_GOAL_
Read the entries below and pull out each line with the string "Jardin".

Collected data entries:
◇ ◇ ◇
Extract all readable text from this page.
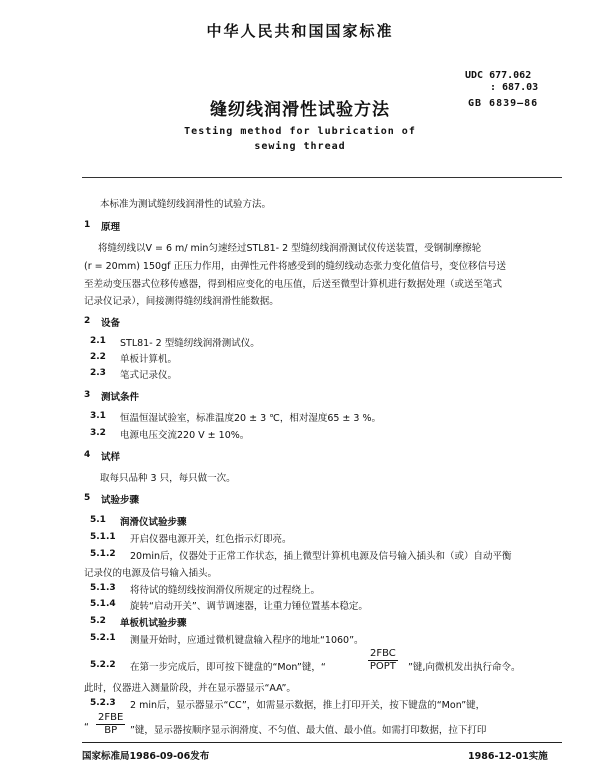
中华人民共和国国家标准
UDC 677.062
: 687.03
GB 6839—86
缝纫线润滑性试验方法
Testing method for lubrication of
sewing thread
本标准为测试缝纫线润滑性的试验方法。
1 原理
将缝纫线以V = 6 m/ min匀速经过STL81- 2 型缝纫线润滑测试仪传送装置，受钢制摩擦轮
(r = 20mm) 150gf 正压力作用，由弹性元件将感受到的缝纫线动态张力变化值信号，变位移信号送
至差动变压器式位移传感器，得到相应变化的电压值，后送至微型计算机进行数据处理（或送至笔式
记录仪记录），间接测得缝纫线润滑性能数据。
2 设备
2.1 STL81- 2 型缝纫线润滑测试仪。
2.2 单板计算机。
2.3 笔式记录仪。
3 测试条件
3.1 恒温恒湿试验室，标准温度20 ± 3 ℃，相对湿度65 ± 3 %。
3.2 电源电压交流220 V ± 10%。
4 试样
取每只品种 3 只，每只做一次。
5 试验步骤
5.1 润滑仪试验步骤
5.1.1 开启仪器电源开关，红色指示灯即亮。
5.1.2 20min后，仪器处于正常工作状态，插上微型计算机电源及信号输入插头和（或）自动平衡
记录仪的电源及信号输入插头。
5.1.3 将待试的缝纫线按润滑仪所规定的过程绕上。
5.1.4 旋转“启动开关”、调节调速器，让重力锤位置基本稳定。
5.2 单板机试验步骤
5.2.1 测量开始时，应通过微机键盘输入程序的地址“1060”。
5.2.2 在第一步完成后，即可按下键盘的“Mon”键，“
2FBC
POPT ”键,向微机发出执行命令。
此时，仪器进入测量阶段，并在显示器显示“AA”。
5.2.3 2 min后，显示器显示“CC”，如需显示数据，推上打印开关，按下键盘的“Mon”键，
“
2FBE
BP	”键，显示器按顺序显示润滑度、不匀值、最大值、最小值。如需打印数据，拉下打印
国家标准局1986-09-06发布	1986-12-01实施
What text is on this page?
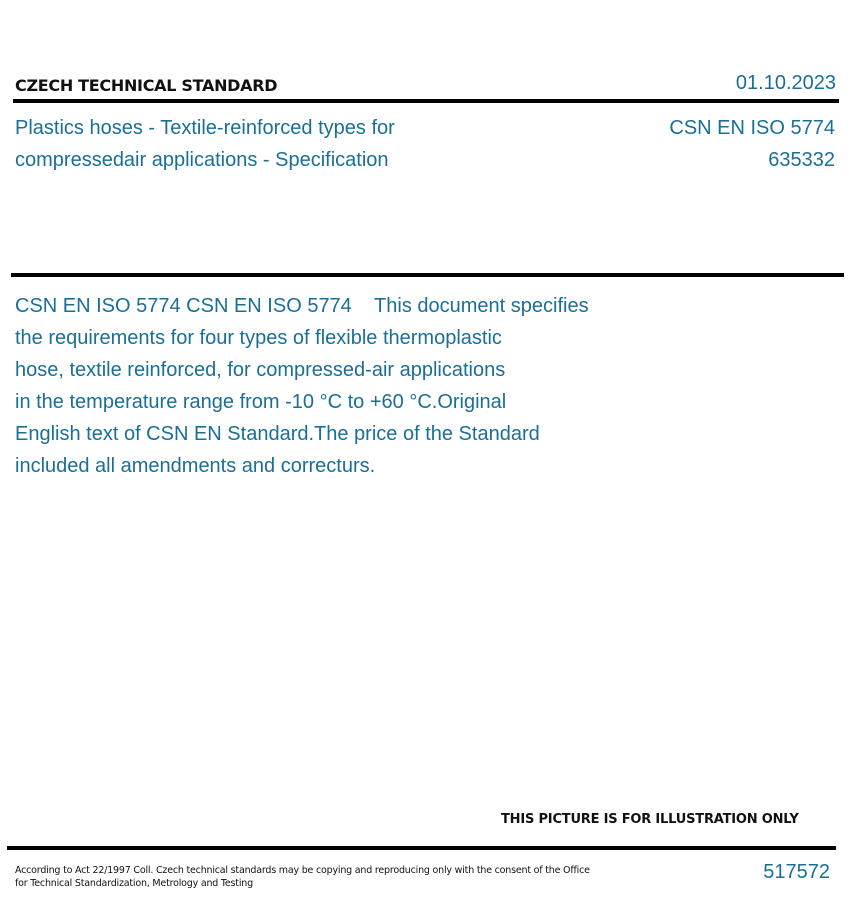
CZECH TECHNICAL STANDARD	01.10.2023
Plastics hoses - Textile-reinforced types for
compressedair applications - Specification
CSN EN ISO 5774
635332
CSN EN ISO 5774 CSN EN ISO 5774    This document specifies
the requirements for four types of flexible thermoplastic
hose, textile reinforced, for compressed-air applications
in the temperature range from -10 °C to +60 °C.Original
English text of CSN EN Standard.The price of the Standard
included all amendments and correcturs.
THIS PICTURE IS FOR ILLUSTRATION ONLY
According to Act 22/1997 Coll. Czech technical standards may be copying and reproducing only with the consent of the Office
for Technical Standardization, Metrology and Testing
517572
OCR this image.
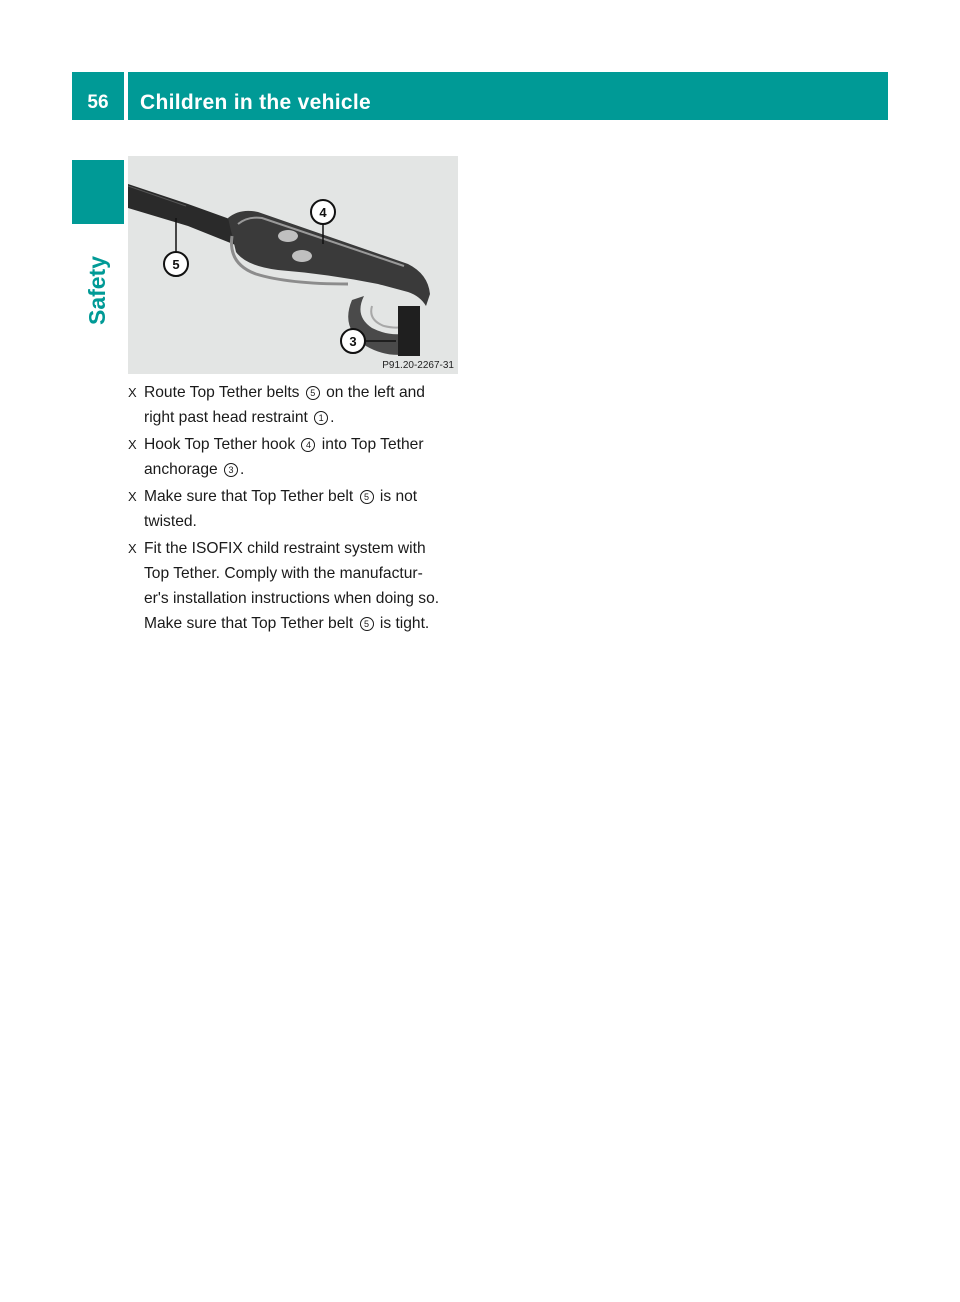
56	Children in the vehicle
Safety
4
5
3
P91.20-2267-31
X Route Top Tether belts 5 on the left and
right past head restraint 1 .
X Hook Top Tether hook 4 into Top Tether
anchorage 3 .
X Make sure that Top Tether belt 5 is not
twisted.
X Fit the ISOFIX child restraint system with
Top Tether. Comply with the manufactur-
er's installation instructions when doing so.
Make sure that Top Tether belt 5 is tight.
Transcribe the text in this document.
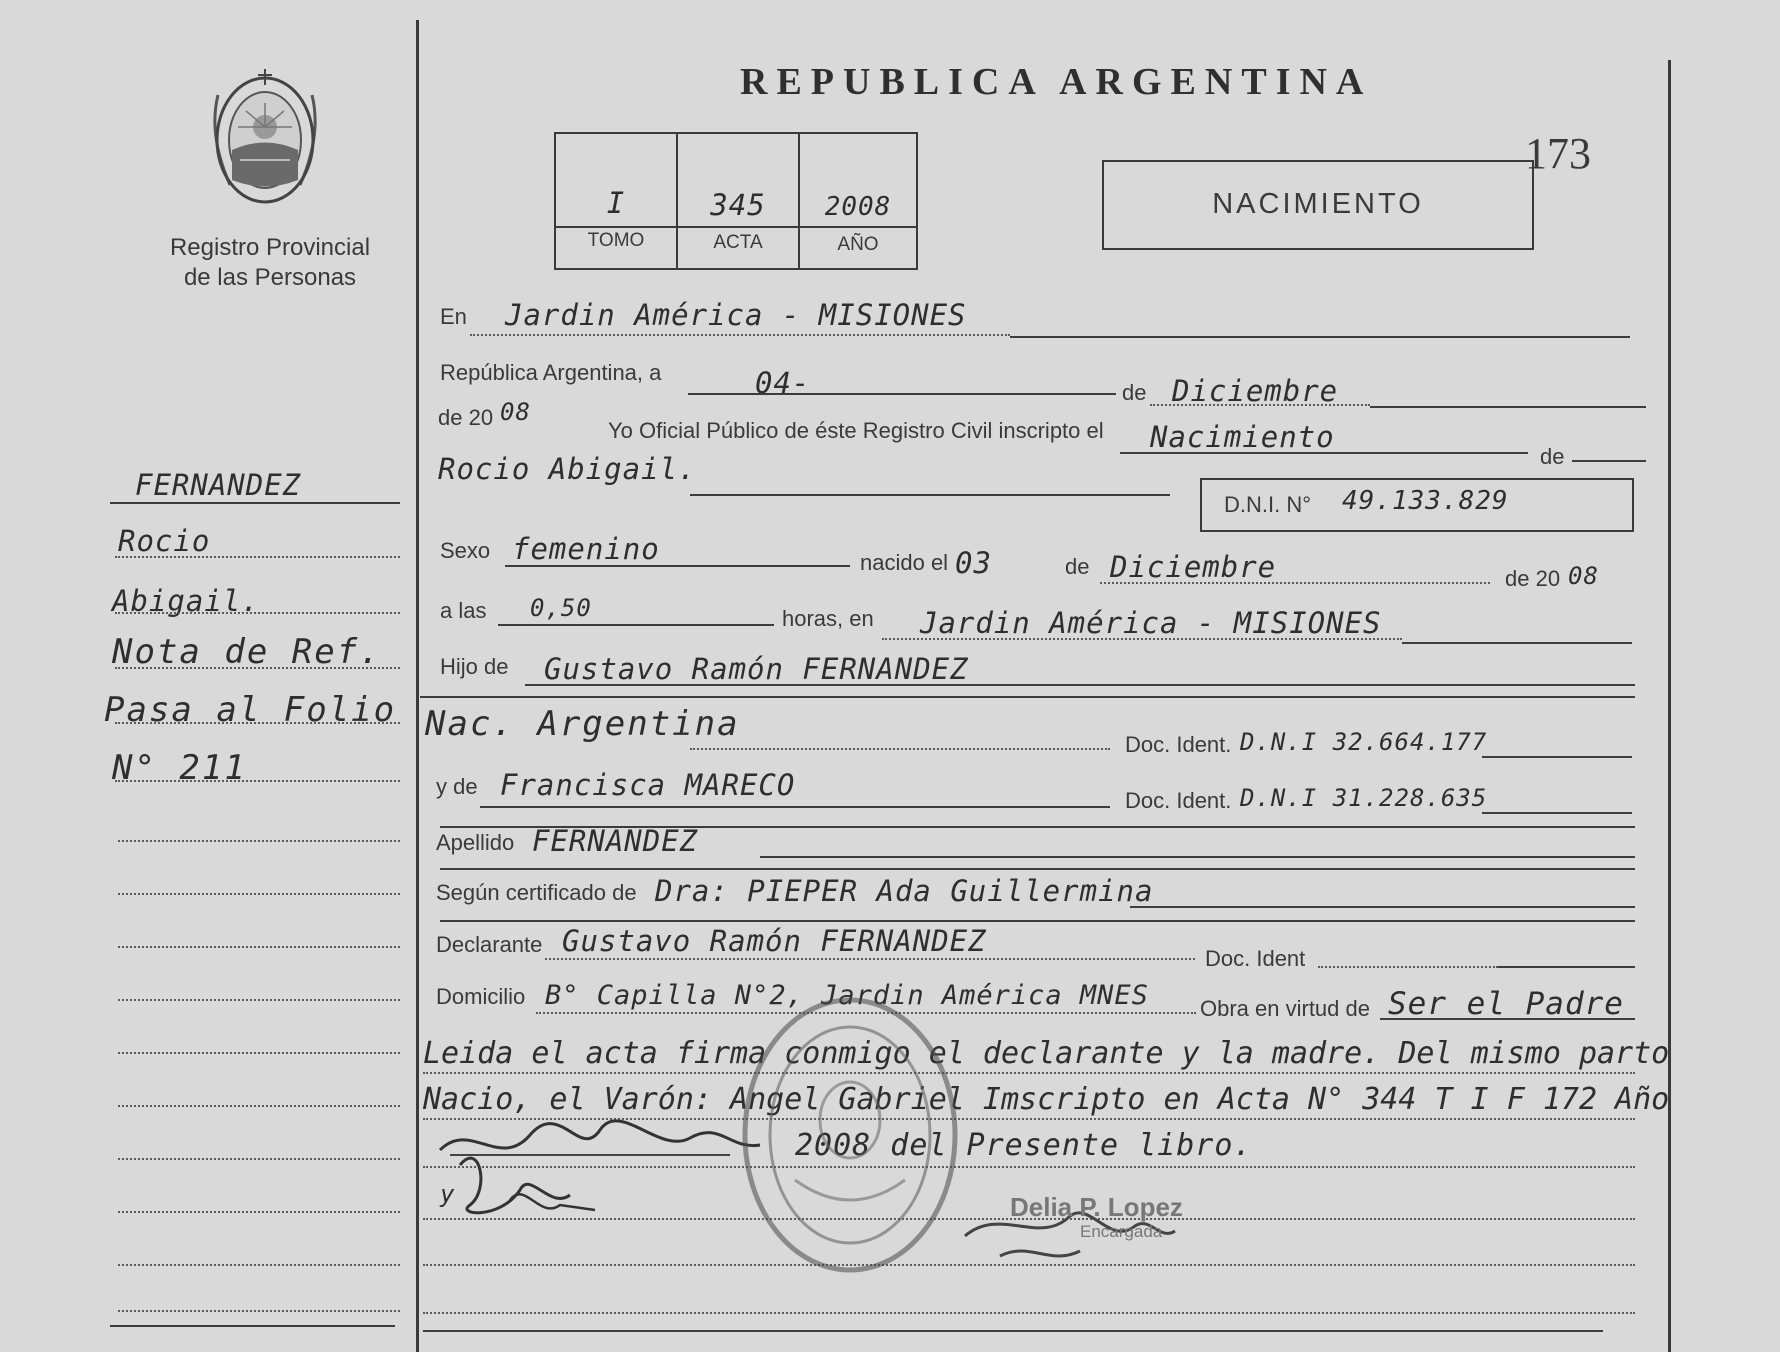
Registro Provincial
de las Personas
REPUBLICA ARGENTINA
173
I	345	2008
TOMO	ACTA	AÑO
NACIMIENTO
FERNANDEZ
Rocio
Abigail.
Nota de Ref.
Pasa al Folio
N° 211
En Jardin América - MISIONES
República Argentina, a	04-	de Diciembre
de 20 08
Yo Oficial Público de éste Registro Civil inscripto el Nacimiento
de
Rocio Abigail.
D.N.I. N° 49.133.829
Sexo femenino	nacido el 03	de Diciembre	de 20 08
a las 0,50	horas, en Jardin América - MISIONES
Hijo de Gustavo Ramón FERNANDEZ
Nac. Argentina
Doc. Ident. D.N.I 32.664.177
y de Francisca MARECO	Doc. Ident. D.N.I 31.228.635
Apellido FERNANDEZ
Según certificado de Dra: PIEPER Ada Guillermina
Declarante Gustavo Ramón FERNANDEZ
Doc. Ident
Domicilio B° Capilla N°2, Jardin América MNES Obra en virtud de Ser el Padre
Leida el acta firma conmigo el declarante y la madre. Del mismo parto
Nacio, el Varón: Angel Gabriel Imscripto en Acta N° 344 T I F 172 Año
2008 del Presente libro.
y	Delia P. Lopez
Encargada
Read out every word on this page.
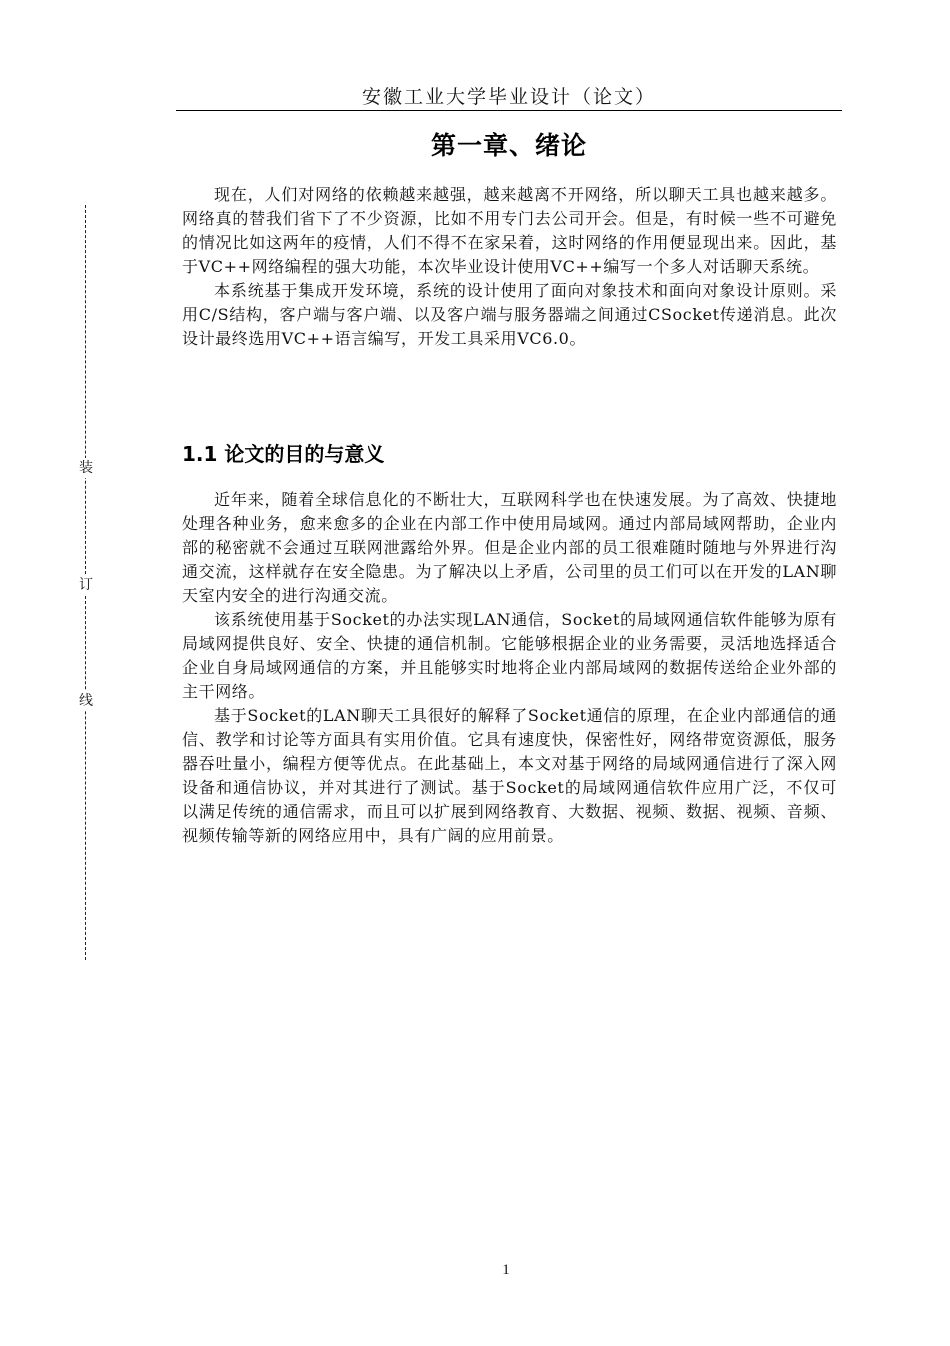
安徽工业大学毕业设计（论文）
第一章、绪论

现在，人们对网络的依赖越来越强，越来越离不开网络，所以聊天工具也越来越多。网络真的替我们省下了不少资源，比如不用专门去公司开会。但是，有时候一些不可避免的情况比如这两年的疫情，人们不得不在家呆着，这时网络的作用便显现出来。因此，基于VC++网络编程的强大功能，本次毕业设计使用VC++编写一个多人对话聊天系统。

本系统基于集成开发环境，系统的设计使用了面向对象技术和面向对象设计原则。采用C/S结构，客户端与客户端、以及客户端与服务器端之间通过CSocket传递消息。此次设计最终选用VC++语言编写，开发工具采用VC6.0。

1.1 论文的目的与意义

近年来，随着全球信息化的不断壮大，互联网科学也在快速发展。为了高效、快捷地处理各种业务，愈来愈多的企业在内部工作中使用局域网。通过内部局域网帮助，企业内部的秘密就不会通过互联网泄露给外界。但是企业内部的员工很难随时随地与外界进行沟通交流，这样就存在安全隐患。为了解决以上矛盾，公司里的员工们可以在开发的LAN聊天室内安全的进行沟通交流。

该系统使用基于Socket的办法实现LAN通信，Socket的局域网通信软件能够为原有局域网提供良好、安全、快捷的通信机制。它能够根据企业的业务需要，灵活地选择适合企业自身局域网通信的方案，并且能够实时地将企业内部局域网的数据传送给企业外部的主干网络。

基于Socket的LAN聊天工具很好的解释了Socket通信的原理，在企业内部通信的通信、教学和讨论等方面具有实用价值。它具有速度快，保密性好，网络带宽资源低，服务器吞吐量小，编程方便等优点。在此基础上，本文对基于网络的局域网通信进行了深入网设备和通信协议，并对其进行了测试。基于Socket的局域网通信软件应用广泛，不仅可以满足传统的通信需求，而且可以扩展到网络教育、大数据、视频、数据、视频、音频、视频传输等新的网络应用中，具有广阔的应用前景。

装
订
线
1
◇ ◇ ◇
_FINAL RESULT_
En Jardin América - MISIONES
a las 0,50	horas, en Jardin América - MISIONES
Domicilio B° Capilla N°2, Jardin América MNES Obra en virtud de Ser el Padre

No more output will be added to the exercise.